> _Written task_:
Check each line of the records below and collect those holding "Architectes".

> _Source data_:
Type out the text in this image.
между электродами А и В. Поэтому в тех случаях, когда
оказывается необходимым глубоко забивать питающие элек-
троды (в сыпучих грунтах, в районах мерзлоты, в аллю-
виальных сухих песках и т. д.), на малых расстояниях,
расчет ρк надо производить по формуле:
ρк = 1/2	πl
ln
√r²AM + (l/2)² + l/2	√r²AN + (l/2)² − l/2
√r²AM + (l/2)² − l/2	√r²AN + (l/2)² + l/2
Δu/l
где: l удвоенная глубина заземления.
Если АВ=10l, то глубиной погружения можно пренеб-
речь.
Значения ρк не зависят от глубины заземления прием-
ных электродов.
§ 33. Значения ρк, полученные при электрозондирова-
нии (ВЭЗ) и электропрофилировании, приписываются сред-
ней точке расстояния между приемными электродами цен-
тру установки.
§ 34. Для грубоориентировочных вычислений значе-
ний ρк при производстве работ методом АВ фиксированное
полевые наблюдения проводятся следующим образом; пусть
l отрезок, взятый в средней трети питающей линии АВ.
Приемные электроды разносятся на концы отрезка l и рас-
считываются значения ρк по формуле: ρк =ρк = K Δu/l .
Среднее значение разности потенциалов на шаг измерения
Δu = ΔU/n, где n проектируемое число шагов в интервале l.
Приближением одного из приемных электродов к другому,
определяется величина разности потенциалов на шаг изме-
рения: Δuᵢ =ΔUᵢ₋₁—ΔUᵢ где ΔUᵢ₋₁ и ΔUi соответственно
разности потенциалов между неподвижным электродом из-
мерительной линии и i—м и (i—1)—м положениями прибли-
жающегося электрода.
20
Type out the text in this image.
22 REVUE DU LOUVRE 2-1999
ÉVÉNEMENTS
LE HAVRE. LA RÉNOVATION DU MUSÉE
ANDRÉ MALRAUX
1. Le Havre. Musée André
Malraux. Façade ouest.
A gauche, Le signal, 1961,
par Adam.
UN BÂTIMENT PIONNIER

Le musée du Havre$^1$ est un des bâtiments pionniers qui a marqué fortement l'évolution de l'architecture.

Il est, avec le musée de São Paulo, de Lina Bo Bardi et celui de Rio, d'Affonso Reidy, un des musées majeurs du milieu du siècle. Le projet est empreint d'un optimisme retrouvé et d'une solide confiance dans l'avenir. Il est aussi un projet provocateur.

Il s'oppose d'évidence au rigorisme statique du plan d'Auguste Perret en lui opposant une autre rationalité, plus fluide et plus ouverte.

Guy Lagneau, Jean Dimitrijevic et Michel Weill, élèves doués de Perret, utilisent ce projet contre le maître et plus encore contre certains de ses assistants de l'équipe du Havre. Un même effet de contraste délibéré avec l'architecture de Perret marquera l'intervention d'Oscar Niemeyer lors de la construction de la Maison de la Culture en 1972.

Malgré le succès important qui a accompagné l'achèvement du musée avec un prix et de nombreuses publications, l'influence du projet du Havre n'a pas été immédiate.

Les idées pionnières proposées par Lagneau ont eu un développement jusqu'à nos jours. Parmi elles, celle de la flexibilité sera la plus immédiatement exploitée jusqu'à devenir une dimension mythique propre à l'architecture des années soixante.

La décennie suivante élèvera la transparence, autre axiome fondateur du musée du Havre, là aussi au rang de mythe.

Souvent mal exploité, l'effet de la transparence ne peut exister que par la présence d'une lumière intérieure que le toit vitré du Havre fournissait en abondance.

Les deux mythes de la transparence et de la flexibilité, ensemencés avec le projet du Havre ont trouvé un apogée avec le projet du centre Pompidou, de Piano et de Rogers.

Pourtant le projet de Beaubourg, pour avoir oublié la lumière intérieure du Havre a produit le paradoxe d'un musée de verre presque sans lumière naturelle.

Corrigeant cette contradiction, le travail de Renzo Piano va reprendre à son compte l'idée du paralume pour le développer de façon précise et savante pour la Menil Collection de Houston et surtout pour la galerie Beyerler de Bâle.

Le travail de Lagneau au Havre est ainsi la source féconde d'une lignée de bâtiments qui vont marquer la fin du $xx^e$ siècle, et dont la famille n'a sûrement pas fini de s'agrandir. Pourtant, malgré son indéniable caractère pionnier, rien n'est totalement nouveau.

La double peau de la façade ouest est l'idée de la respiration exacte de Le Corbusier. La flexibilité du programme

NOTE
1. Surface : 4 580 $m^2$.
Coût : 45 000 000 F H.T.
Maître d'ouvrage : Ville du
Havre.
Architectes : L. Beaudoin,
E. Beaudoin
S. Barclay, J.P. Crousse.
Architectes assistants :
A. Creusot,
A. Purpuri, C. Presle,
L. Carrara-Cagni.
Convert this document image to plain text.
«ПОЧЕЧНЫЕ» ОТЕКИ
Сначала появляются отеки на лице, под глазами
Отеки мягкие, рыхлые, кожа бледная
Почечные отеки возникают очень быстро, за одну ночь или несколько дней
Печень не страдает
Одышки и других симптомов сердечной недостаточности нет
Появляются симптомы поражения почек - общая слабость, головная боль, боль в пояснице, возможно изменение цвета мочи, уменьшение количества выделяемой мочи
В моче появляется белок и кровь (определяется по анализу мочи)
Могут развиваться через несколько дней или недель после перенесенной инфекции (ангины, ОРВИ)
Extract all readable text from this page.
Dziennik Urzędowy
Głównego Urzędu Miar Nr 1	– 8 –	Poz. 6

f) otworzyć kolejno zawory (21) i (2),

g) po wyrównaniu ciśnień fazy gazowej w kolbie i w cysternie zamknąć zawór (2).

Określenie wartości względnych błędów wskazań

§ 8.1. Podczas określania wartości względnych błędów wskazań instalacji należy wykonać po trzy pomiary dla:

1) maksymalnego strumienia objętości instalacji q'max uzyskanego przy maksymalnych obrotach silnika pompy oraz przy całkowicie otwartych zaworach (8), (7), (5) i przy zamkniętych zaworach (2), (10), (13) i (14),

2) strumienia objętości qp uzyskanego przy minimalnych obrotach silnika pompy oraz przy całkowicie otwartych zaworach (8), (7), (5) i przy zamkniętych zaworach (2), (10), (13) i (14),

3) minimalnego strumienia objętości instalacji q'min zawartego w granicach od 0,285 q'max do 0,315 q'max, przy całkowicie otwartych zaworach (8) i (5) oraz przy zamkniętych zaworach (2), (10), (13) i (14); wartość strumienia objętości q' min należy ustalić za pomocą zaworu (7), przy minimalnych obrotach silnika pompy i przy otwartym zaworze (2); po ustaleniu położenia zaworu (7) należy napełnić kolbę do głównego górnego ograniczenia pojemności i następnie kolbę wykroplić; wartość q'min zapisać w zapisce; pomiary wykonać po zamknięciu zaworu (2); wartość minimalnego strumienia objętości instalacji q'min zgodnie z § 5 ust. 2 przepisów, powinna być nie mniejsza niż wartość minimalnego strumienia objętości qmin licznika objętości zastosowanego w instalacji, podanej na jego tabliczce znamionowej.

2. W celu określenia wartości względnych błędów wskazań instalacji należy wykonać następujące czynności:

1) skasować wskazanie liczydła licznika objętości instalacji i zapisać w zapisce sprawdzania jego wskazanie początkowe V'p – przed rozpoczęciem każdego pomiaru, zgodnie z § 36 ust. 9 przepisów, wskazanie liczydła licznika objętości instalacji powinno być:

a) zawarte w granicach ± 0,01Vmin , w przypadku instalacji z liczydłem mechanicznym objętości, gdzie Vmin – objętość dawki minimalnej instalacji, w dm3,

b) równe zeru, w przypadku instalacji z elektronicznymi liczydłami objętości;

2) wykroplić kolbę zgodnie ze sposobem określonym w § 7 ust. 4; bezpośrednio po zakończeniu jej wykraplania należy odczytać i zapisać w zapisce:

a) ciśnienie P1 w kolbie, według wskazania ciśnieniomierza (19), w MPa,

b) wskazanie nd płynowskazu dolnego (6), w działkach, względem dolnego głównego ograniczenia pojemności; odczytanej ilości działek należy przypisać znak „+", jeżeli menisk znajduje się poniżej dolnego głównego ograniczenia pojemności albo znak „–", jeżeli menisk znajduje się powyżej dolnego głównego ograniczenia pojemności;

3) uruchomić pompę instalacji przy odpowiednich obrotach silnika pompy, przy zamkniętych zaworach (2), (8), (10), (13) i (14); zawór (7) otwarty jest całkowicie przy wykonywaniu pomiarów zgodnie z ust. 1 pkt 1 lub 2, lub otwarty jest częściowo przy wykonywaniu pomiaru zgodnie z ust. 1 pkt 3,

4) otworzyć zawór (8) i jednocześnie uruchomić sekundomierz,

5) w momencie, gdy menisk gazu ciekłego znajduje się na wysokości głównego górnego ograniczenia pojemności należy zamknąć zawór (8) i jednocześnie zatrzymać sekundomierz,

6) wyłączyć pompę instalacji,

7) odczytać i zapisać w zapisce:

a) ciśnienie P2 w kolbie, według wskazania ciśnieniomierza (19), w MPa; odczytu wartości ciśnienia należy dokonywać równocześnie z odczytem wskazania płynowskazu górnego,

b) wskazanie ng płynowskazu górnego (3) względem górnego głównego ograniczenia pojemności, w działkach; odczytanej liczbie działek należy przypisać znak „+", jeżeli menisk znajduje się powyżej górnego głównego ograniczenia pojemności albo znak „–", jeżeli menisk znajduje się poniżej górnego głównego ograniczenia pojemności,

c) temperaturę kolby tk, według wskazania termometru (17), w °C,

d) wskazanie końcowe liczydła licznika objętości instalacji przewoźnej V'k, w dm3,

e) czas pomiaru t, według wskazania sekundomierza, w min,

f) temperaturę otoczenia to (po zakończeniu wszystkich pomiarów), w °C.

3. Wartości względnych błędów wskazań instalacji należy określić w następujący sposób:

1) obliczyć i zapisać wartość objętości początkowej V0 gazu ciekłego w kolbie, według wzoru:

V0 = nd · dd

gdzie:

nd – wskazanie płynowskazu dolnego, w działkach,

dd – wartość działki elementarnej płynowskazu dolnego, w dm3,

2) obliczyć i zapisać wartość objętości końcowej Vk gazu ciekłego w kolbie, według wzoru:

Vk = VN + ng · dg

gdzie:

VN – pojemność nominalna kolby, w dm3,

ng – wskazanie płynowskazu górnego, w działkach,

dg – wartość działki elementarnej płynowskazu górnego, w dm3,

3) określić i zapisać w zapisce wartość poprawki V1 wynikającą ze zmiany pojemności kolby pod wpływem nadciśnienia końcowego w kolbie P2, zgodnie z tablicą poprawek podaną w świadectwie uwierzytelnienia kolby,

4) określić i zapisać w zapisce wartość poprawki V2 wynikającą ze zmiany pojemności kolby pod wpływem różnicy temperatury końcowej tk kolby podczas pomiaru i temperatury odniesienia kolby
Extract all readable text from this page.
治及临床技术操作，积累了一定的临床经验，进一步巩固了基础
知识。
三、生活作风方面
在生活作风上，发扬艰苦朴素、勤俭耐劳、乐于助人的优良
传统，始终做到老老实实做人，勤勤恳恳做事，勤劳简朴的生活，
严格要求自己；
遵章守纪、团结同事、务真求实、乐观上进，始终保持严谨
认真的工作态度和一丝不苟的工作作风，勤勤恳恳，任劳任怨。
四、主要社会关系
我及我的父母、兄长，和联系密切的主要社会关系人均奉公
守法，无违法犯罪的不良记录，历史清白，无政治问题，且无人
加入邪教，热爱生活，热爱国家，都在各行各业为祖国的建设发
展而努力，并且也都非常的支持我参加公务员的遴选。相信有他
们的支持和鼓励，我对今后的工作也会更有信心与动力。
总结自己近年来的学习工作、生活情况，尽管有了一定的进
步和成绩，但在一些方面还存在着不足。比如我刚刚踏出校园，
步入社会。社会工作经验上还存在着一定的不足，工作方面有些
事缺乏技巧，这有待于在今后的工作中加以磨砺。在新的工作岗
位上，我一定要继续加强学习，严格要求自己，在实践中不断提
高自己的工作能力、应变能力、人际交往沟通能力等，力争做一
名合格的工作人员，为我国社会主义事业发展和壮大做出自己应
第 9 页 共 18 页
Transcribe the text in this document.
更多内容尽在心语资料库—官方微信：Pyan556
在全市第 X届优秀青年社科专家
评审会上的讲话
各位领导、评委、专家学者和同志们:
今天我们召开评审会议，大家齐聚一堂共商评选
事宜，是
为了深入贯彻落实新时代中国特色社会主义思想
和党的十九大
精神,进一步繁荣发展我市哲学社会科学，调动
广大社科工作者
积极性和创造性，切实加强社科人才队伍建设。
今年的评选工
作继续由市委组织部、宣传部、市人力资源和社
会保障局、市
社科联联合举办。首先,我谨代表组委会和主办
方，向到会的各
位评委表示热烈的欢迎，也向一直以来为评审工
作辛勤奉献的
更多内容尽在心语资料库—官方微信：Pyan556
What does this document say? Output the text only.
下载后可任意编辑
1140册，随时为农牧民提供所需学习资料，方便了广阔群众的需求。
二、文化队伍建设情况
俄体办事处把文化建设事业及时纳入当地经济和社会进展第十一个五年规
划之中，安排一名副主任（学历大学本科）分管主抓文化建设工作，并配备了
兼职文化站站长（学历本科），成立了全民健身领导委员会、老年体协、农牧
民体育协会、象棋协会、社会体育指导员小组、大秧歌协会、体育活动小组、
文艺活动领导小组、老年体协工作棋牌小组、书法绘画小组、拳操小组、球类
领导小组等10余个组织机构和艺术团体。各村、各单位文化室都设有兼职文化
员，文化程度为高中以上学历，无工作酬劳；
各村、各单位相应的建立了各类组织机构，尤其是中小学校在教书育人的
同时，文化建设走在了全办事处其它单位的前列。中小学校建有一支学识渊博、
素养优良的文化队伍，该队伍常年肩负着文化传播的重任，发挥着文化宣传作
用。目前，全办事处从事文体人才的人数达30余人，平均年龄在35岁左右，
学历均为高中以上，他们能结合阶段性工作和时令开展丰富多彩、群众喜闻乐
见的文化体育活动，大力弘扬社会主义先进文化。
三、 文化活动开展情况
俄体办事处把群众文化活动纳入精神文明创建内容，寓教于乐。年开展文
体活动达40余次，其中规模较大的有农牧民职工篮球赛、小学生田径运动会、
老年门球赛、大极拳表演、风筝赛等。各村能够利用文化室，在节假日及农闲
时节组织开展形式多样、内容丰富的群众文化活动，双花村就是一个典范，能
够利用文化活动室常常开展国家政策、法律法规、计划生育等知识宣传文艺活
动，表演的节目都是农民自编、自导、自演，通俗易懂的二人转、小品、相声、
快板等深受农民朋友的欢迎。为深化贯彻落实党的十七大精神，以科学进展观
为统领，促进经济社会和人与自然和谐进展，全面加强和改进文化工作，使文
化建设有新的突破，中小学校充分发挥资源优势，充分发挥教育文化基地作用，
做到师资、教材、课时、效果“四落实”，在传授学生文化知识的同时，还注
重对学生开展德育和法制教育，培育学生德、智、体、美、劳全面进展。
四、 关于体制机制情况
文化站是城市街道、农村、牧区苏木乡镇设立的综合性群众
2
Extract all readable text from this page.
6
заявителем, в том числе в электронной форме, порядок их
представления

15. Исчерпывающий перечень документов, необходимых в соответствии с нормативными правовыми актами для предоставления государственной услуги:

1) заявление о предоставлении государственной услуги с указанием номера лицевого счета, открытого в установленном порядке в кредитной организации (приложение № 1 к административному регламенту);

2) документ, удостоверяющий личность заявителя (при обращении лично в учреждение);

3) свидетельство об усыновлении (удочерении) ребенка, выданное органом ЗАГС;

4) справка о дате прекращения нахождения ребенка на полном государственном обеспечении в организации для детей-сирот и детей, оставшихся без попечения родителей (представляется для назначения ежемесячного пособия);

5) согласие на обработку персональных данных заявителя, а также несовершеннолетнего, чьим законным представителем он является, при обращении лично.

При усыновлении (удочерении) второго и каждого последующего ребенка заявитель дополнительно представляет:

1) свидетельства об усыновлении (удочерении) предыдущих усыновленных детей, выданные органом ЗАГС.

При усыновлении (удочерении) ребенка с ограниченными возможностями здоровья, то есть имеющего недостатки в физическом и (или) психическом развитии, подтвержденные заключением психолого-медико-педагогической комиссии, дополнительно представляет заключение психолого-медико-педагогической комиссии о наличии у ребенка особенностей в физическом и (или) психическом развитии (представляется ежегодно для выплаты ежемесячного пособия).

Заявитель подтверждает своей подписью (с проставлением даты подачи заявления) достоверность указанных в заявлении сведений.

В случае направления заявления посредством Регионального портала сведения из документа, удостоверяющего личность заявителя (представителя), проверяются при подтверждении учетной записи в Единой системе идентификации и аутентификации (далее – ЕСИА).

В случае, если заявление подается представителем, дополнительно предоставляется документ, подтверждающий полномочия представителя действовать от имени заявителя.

> _Final result_:
Architectes : L. Beaudoin,
Architectes assistants :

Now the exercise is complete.